[Chart and figure data]
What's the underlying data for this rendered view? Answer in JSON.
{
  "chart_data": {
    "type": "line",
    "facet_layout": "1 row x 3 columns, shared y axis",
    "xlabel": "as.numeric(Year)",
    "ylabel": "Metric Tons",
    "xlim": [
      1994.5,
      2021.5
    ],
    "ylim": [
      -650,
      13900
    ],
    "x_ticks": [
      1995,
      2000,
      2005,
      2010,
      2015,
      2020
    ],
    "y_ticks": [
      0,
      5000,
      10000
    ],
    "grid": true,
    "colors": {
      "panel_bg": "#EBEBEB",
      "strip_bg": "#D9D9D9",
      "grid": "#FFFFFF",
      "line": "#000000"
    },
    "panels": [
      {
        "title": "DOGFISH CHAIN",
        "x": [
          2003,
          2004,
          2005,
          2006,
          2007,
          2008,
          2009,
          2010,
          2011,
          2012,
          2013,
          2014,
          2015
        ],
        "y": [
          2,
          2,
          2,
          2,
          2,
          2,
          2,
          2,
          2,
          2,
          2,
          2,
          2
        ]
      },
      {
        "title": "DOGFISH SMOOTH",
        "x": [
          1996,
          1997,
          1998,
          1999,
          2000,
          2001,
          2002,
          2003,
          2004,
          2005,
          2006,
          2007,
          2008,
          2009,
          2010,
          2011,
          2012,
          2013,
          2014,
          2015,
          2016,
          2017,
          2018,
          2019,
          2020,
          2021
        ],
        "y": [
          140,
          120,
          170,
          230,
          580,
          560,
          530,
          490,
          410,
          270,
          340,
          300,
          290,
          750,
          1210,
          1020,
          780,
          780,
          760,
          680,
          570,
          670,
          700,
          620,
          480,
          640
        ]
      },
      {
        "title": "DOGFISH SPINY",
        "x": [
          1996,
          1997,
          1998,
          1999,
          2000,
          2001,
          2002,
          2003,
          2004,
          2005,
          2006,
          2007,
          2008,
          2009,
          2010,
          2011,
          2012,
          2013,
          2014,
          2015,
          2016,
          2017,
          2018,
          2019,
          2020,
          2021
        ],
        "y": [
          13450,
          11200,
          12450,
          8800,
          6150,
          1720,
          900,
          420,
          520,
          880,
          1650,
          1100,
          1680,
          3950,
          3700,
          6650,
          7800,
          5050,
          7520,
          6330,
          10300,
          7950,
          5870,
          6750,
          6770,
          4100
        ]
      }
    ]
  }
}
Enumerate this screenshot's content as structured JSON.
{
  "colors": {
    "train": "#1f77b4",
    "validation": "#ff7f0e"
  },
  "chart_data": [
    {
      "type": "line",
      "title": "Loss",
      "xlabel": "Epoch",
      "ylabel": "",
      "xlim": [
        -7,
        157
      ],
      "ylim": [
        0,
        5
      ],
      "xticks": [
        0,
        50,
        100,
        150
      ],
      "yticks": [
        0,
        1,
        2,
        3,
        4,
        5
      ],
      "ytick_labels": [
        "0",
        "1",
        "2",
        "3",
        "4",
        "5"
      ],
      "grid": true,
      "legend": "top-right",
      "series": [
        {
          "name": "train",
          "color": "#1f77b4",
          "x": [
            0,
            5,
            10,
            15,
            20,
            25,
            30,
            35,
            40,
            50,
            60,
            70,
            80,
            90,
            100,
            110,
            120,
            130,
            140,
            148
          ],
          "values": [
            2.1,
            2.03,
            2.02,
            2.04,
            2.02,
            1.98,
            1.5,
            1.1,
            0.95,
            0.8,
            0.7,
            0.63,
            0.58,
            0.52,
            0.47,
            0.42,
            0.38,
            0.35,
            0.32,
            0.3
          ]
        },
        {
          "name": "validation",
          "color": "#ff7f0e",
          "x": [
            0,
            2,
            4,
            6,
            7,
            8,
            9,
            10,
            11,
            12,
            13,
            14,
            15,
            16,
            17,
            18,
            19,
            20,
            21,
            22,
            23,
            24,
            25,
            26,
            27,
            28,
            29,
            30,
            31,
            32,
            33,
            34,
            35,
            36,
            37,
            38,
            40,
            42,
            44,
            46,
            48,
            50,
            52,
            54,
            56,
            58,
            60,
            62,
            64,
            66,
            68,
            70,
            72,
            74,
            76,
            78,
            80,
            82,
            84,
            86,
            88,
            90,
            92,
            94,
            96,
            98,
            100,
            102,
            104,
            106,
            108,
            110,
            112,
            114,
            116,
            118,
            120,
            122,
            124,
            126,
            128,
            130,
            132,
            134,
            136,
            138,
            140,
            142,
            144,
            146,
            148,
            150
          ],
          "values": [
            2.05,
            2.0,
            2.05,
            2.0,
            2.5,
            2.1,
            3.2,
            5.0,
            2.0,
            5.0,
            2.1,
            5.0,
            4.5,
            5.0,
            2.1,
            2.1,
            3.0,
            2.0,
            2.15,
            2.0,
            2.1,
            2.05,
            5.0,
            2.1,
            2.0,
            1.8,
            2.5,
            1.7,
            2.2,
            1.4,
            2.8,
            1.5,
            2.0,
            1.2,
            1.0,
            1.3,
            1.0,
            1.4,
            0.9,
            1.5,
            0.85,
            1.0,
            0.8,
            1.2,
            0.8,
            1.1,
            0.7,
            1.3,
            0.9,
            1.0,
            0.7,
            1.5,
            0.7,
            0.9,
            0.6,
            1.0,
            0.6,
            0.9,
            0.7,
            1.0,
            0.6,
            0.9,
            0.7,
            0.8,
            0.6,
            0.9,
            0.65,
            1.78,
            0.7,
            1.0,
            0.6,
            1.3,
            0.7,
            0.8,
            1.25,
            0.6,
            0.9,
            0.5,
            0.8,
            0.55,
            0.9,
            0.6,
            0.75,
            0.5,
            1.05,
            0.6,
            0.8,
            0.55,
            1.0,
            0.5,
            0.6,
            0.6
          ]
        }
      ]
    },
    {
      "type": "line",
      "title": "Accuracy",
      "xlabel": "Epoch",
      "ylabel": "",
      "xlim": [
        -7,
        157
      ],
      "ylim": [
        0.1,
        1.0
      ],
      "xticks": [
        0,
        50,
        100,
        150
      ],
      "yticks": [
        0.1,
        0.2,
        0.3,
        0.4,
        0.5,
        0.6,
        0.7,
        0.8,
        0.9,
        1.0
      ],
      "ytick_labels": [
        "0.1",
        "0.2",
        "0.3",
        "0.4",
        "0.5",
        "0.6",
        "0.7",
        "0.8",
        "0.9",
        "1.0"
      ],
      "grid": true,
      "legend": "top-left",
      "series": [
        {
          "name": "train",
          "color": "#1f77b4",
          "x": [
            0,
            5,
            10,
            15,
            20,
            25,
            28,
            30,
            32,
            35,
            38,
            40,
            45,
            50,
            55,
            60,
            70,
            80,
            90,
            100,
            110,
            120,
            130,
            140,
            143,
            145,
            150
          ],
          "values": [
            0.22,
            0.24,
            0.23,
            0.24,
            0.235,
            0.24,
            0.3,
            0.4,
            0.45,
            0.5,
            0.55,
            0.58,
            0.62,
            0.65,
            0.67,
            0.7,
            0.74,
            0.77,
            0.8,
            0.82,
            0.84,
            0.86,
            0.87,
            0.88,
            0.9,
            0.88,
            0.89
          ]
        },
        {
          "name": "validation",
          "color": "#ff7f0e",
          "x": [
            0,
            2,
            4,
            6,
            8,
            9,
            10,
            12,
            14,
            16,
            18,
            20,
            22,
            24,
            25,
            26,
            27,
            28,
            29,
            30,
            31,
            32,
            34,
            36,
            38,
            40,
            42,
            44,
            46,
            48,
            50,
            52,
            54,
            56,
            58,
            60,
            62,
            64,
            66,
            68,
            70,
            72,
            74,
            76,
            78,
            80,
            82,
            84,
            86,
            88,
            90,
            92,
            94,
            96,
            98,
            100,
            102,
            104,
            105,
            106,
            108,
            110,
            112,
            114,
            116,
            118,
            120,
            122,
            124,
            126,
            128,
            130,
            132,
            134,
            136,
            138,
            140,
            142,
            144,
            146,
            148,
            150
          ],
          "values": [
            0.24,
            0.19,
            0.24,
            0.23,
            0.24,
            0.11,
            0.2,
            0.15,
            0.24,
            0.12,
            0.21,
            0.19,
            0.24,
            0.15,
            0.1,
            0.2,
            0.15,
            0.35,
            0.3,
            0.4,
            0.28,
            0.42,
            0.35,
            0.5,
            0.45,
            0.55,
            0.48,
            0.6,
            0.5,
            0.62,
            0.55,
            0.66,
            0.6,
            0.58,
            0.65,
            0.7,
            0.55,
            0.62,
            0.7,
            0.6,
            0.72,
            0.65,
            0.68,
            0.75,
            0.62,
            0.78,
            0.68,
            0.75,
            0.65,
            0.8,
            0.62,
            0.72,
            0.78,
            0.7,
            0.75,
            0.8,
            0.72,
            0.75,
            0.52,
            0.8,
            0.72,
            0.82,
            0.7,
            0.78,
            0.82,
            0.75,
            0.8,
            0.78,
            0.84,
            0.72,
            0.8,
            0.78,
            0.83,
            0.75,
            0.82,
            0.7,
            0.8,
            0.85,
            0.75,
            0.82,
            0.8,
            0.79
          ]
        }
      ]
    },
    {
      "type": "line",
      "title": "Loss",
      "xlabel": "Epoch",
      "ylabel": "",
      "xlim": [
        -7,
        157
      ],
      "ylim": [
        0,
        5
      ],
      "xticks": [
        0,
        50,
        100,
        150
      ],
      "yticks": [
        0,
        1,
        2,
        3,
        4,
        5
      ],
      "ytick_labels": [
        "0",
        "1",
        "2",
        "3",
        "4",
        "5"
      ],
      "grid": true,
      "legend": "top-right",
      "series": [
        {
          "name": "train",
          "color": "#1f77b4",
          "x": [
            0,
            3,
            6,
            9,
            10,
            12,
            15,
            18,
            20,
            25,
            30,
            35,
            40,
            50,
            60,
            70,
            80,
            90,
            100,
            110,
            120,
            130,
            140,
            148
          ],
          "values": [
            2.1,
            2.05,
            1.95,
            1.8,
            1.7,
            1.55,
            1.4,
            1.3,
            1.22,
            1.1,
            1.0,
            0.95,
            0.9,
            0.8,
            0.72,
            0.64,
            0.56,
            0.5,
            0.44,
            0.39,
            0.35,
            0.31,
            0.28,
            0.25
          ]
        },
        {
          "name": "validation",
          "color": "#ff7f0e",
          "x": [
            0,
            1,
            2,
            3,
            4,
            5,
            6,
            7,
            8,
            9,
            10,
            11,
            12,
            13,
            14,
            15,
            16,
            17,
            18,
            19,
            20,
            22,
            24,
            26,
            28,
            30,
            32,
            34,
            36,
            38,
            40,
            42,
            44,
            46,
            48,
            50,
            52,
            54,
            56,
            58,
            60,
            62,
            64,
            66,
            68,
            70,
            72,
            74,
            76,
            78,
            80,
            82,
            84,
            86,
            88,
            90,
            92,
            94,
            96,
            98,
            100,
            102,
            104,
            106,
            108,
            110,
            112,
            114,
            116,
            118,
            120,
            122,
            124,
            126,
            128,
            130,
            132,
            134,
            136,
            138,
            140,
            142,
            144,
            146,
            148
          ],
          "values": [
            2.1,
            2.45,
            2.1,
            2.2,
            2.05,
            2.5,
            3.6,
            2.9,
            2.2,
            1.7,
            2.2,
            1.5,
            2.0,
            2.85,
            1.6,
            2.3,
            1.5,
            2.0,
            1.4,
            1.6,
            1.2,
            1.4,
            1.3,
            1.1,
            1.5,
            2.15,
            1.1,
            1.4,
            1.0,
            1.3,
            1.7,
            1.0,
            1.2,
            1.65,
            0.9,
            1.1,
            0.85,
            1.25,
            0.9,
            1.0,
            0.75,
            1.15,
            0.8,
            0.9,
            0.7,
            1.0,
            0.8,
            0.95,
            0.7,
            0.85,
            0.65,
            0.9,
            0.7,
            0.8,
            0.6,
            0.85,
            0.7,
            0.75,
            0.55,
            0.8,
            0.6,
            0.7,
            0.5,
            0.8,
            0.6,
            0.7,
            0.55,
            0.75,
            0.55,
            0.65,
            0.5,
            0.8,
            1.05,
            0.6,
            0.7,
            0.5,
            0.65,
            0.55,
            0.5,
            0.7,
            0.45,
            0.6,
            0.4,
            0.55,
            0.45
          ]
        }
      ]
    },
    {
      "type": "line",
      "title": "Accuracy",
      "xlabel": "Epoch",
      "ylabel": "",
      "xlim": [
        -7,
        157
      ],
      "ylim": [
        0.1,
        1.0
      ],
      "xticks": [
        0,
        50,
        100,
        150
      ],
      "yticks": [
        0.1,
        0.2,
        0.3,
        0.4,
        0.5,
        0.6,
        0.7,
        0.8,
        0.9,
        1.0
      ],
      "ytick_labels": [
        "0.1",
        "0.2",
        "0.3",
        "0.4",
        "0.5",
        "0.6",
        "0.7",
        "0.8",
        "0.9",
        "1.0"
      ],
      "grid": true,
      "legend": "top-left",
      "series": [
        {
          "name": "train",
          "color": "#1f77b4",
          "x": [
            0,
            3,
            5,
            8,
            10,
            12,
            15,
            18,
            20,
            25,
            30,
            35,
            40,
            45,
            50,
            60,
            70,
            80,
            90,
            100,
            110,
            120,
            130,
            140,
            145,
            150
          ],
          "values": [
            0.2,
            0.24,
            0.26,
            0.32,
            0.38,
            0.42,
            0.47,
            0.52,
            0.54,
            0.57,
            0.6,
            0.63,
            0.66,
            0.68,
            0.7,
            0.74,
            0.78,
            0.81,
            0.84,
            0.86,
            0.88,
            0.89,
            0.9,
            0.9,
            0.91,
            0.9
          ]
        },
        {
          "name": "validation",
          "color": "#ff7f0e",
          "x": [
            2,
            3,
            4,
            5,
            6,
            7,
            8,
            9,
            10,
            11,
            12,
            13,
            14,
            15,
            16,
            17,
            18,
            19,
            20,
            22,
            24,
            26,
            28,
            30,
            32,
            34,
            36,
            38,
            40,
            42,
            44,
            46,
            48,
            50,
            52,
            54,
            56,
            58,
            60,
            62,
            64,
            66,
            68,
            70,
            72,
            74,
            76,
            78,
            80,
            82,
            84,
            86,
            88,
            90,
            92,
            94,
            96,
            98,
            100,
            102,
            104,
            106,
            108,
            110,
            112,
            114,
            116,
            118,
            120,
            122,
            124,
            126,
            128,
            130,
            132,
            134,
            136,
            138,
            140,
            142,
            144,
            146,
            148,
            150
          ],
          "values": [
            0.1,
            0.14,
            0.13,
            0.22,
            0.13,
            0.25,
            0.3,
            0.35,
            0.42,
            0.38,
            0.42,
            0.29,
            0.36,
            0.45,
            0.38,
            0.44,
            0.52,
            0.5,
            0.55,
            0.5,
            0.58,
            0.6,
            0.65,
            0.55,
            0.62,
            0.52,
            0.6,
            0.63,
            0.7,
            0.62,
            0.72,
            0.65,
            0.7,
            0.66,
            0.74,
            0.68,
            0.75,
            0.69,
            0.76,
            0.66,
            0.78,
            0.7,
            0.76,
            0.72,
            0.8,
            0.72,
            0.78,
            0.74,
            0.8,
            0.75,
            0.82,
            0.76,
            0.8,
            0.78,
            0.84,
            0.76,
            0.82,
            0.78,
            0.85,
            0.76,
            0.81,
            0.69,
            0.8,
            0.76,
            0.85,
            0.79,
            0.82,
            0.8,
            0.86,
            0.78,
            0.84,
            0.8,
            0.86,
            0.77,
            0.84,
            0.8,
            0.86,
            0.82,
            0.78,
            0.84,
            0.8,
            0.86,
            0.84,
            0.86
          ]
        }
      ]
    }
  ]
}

**WRITTEN EXERCISE:** Determine how many lines of the data contain the word "DOGFISH", and reply with that number only.

**OUTPUT OF THE TASK:** 3